**Written exercise**
Quote the whole listing word for word. Do not include the pictures.

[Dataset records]

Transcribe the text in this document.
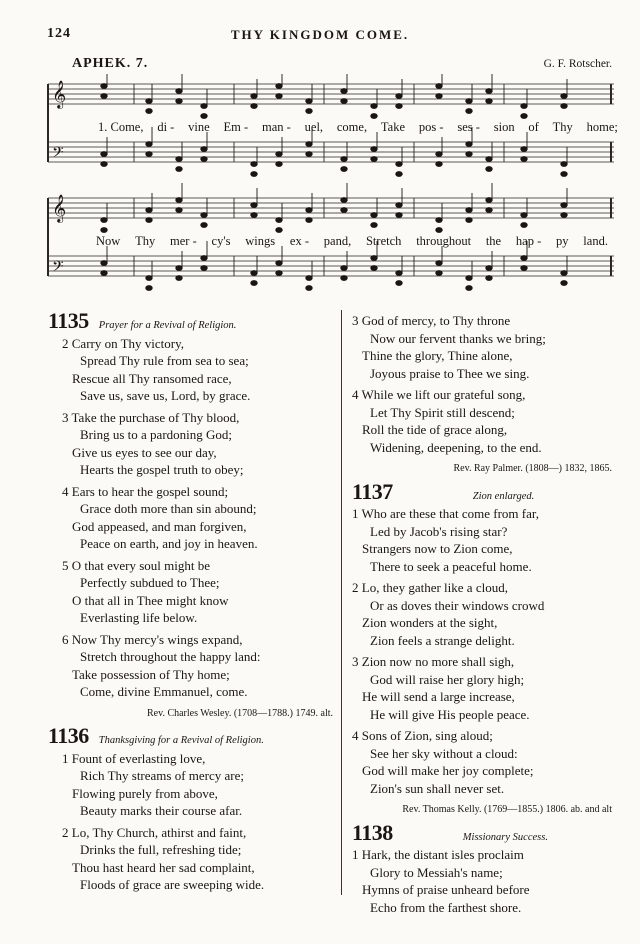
124	THY KINGDOM COME.
APHEK. 7.	G. F. Rotscher.
𝄞
𝄢
𝄞
𝄢
1. Come, di - vine Em - man - uel, come, Take pos - ses - sion of Thy home;
Now Thy mer - cy's wings ex - pand, Stretch throughout the hap - py land.
1135 Prayer for a Revival of Religion.
2 Carry on Thy victory,
Spread Thy rule from sea to sea;
Rescue all Thy ransomed race,
Save us, save us, Lord, by grace.
3 Take the purchase of Thy blood,
Bring us to a pardoning God;
Give us eyes to see our day,
Hearts the gospel truth to obey;
4 Ears to hear the gospel sound;
Grace doth more than sin abound;
God appeased, and man forgiven,
Peace on earth, and joy in heaven.
5 O that every soul might be
Perfectly subdued to Thee;
O that all in Thee might know
Everlasting life below.
6 Now Thy mercy's wings expand,
Stretch throughout the happy land:
Take possession of Thy home;
Come, divine Emmanuel, come.
Rev. Charles Wesley. (1708—1788.) 1749. alt.
1136 Thanksgiving for a Revival of Religion.
1 Fount of everlasting love,
Rich Thy streams of mercy are;
Flowing purely from above,
Beauty marks their course afar.
2 Lo, Thy Church, athirst and faint,
Drinks the full, refreshing tide;
Thou hast heard her sad complaint,
Floods of grace are sweeping wide.
3 God of mercy, to Thy throne
Now our fervent thanks we bring;
Thine the glory, Thine alone,
Joyous praise to Thee we sing.
4 While we lift our grateful song,
Let Thy Spirit still descend;
Roll the tide of grace along,
Widening, deepening, to the end.
Rev. Ray Palmer. (1808—) 1832, 1865.
1137	Zion enlarged.
1 Who are these that come from far,
Led by Jacob's rising star?
Strangers now to Zion come,
There to seek a peaceful home.
2 Lo, they gather like a cloud,
Or as doves their windows crowd
Zion wonders at the sight,
Zion feels a strange delight.
3 Zion now no more shall sigh,
God will raise her glory high;
He will send a large increase,
He will give His people peace.
4 Sons of Zion, sing aloud;
See her sky without a cloud:
God will make her joy complete;
Zion's sun shall never set.
Rev. Thomas Kelly. (1769—1855.) 1806. ab. and alt
1138	Missionary Success.
1 Hark, the distant isles proclaim
Glory to Messiah's name;
Hymns of praise unheard before
Echo from the farthest shore.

**Finished task**
Transcribe the text in this document.
124	THY KINGDOM COME.
APHEK. 7.	G. F. Rotscher.
𝄞
𝄢
𝄞
𝄢
1. Come, di - vine Em - man - uel, come, Take pos - ses - sion of Thy home;
Now Thy mer - cy's wings ex - pand, Stretch throughout the hap - py land.
1135 Prayer for a Revival of Religion.
2 Carry on Thy victory,
Spread Thy rule from sea to sea;
Rescue all Thy ransomed race,
Save us, save us, Lord, by grace.
3 Take the purchase of Thy blood,
Bring us to a pardoning God;
Give us eyes to see our day,
Hearts the gospel truth to obey;
4 Ears to hear the gospel sound;
Grace doth more than sin abound;
God appeased, and man forgiven,
Peace on earth, and joy in heaven.
5 O that every soul might be
Perfectly subdued to Thee;
O that all in Thee might know
Everlasting life below.
6 Now Thy mercy's wings expand,
Stretch throughout the happy land:
Take possession of Thy home;
Come, divine Emmanuel, come.
Rev. Charles Wesley. (1708—1788.) 1749. alt.
1136 Thanksgiving for a Revival of Religion.
1 Fount of everlasting love,
Rich Thy streams of mercy are;
Flowing purely from above,
Beauty marks their course afar.
2 Lo, Thy Church, athirst and faint,
Drinks the full, refreshing tide;
Thou hast heard her sad complaint,
Floods of grace are sweeping wide.
3 God of mercy, to Thy throne
Now our fervent thanks we bring;
Thine the glory, Thine alone,
Joyous praise to Thee we sing.
4 While we lift our grateful song,
Let Thy Spirit still descend;
Roll the tide of grace along,
Widening, deepening, to the end.
Rev. Ray Palmer. (1808—) 1832, 1865.
1137	Zion enlarged.
1 Who are these that come from far,
Led by Jacob's rising star?
Strangers now to Zion come,
There to seek a peaceful home.
2 Lo, they gather like a cloud,
Or as doves their windows crowd
Zion wonders at the sight,
Zion feels a strange delight.
3 Zion now no more shall sigh,
God will raise her glory high;
He will send a large increase,
He will give His people peace.
4 Sons of Zion, sing aloud;
See her sky without a cloud:
God will make her joy complete;
Zion's sun shall never set.
Rev. Thomas Kelly. (1769—1855.) 1806. ab. and alt
1138	Missionary Success.
1 Hark, the distant isles proclaim
Glory to Messiah's name;
Hymns of praise unheard before
Echo from the farthest shore.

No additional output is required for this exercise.